* **WHAT YOU NEED TO DO**
All lines holding the string "util" are to be shown.

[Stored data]
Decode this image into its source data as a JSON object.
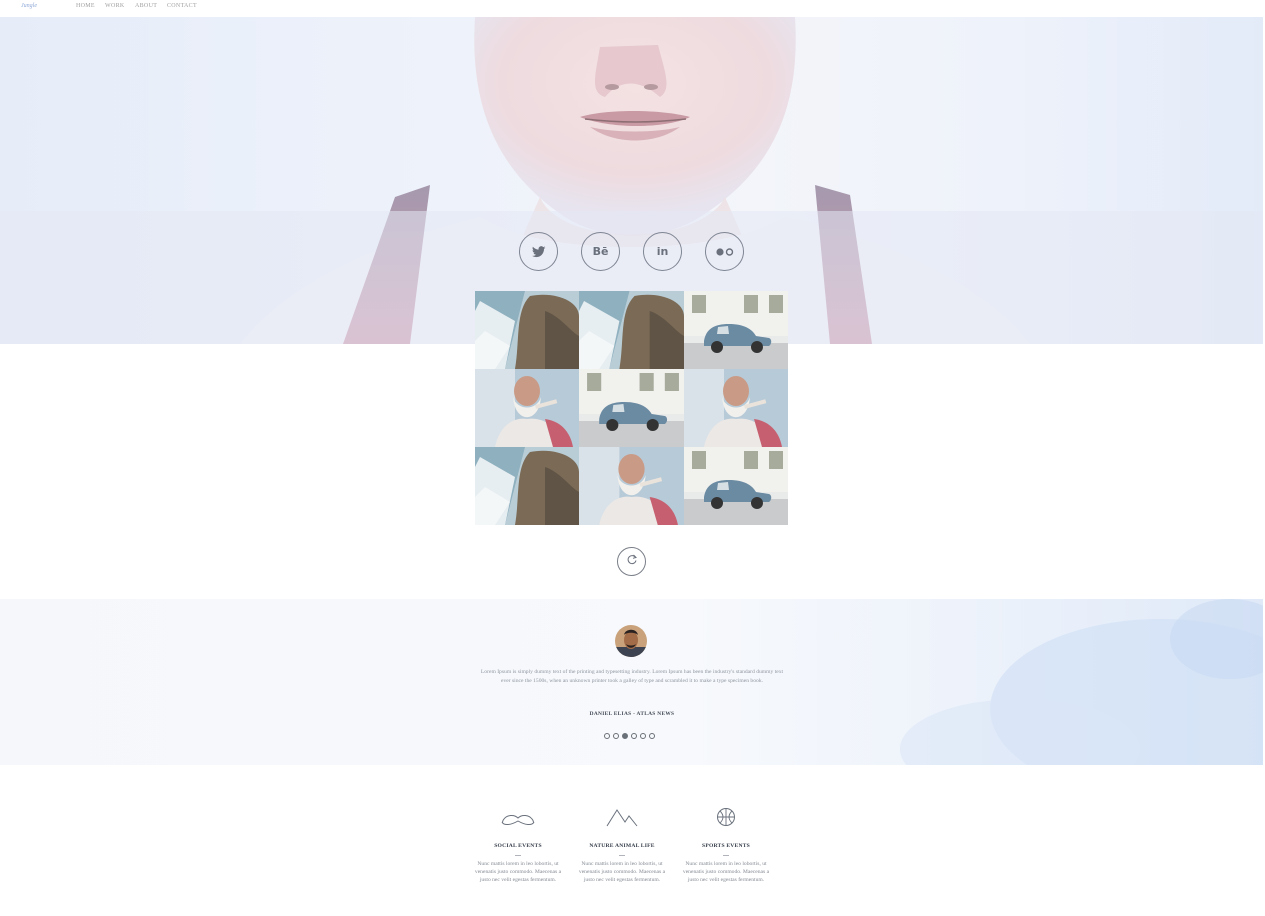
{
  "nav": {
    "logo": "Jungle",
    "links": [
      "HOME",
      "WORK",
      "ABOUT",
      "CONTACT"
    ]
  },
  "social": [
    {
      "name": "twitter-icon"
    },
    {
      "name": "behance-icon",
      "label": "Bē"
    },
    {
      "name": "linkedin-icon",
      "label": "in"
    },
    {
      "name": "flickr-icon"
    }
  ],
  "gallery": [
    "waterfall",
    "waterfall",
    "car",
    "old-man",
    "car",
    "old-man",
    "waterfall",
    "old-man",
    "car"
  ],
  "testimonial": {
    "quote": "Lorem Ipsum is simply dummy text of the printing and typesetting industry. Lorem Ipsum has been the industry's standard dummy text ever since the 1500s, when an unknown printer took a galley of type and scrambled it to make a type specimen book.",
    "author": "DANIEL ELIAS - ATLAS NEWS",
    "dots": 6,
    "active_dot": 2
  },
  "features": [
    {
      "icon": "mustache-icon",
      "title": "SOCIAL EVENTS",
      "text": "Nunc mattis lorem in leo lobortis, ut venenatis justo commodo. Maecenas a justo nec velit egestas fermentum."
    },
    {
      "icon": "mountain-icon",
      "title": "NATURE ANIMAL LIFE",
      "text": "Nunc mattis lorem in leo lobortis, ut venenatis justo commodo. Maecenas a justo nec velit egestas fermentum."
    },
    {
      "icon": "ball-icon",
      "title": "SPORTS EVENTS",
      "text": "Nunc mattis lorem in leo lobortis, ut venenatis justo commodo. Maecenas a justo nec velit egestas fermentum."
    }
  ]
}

...

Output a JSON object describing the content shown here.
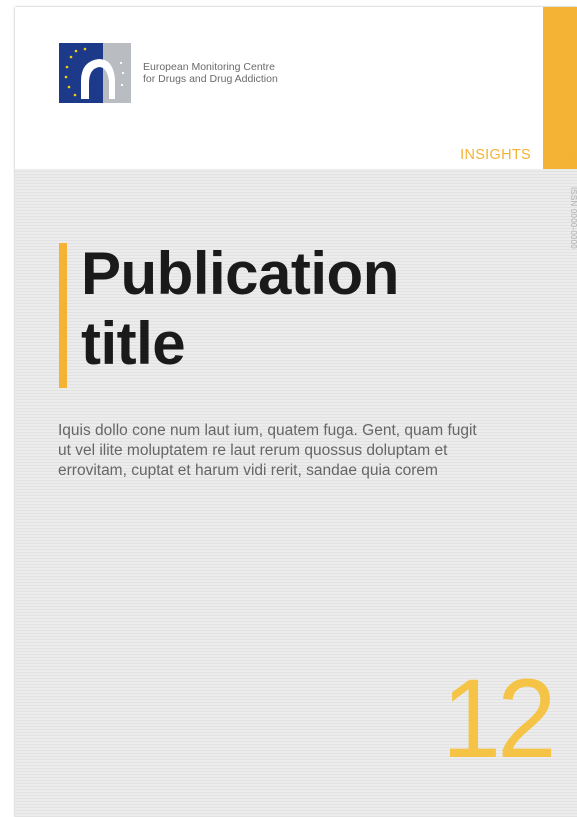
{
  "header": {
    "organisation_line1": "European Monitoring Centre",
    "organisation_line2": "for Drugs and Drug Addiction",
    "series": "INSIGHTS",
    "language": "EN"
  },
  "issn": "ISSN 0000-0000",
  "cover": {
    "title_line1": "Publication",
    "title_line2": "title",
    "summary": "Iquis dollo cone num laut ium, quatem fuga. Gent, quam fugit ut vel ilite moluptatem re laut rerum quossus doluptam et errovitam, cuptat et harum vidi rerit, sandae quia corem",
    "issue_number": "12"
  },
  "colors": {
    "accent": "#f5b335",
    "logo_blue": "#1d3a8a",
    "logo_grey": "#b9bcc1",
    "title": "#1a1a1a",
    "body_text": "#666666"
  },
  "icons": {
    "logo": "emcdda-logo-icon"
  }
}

==

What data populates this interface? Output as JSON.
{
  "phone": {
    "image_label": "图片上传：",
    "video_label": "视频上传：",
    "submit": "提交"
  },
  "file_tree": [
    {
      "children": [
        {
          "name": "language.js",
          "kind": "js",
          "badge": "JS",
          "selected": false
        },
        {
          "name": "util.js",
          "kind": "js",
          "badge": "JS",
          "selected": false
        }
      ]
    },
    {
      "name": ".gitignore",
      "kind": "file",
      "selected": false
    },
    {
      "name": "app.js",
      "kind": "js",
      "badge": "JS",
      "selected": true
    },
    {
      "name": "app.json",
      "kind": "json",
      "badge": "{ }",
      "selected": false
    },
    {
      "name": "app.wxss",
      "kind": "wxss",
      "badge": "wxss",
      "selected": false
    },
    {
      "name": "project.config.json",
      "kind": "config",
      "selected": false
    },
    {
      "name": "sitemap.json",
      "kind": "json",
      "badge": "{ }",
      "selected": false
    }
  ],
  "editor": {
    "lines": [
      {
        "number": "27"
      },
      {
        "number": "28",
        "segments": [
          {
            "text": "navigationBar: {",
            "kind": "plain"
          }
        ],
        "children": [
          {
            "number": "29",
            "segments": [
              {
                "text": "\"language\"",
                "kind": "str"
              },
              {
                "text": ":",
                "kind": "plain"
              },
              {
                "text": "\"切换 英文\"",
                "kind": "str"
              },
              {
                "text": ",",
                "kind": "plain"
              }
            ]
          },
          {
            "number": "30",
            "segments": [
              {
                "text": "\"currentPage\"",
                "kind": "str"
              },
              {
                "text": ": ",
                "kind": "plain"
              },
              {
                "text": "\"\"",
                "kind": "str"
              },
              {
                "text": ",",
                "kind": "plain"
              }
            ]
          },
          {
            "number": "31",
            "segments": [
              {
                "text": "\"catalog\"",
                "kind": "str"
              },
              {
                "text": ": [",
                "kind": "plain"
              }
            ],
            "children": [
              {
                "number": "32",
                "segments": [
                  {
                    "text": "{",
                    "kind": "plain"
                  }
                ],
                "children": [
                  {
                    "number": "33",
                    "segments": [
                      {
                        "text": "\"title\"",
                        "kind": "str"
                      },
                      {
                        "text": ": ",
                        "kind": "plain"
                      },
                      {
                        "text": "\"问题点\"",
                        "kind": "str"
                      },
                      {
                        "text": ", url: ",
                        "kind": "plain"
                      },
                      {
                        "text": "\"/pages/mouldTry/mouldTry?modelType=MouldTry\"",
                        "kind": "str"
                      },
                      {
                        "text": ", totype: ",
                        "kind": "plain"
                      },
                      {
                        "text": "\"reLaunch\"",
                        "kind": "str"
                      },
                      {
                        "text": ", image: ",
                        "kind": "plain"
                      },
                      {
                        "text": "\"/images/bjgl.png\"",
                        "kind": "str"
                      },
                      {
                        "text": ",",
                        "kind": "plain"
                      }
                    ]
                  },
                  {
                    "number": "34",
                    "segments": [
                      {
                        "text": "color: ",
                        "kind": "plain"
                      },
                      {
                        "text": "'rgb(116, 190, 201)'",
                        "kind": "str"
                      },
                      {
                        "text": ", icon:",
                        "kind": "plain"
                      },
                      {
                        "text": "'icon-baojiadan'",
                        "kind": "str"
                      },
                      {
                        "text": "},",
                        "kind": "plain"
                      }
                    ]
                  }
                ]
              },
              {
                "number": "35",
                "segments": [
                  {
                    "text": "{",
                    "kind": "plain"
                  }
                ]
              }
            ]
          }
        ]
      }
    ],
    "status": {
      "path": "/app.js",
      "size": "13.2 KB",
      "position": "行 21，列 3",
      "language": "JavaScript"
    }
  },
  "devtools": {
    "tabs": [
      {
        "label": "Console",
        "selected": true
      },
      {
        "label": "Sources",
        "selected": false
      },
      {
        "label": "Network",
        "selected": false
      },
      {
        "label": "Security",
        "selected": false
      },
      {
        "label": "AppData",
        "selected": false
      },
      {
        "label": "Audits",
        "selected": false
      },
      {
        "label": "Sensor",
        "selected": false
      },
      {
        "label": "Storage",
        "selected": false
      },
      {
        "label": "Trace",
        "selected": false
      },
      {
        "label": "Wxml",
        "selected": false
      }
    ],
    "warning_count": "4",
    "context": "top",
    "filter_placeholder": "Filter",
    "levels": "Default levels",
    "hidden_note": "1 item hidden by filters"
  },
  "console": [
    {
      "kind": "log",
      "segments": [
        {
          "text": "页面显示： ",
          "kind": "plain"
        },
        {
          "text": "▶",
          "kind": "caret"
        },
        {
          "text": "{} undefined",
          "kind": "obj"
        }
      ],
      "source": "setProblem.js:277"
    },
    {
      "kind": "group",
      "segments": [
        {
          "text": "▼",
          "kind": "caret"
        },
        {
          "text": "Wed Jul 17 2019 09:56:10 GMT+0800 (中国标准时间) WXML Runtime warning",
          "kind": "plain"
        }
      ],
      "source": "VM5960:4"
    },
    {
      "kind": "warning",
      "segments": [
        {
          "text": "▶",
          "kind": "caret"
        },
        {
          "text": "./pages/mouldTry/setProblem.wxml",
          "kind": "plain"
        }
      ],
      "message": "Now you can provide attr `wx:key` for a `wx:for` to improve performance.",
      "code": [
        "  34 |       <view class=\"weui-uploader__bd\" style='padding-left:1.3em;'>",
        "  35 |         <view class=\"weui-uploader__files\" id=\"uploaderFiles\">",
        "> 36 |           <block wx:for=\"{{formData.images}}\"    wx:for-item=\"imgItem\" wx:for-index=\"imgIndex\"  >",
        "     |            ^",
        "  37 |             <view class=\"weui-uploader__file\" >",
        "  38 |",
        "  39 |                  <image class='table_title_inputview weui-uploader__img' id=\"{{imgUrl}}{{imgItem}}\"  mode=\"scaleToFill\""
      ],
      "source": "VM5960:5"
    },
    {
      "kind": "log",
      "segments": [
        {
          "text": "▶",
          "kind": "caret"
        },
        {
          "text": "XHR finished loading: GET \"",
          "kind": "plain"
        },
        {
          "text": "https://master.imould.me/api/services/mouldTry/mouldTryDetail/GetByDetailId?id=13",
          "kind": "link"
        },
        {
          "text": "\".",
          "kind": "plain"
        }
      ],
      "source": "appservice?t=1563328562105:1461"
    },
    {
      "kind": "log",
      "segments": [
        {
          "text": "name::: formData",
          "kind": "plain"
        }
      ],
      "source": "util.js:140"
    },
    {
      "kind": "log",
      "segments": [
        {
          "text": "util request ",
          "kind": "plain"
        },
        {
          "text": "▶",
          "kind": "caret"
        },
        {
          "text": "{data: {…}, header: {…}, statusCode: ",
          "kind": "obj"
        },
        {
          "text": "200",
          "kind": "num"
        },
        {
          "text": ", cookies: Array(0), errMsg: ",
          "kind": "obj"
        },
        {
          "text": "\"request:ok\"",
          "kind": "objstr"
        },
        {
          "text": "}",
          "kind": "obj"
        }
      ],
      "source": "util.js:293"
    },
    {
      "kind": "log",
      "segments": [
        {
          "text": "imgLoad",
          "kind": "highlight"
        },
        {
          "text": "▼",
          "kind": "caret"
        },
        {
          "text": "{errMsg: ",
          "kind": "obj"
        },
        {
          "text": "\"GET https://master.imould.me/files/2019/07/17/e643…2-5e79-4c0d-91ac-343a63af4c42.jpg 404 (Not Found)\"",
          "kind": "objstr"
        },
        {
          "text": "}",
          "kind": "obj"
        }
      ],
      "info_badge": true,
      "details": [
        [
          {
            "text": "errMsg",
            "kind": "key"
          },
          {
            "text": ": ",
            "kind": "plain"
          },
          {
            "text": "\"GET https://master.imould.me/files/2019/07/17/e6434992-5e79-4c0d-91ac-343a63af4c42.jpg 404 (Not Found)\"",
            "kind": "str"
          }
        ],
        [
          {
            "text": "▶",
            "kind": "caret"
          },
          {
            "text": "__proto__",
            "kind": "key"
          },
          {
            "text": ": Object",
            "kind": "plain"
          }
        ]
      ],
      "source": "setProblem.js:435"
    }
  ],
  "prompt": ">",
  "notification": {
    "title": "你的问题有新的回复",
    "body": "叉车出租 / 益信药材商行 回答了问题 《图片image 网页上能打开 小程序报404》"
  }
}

* **COMPLETE OUTPUT**
          "name": "util.js",
      "source": "util.js:140"
          "text": "util request ",
      "source": "util.js:293"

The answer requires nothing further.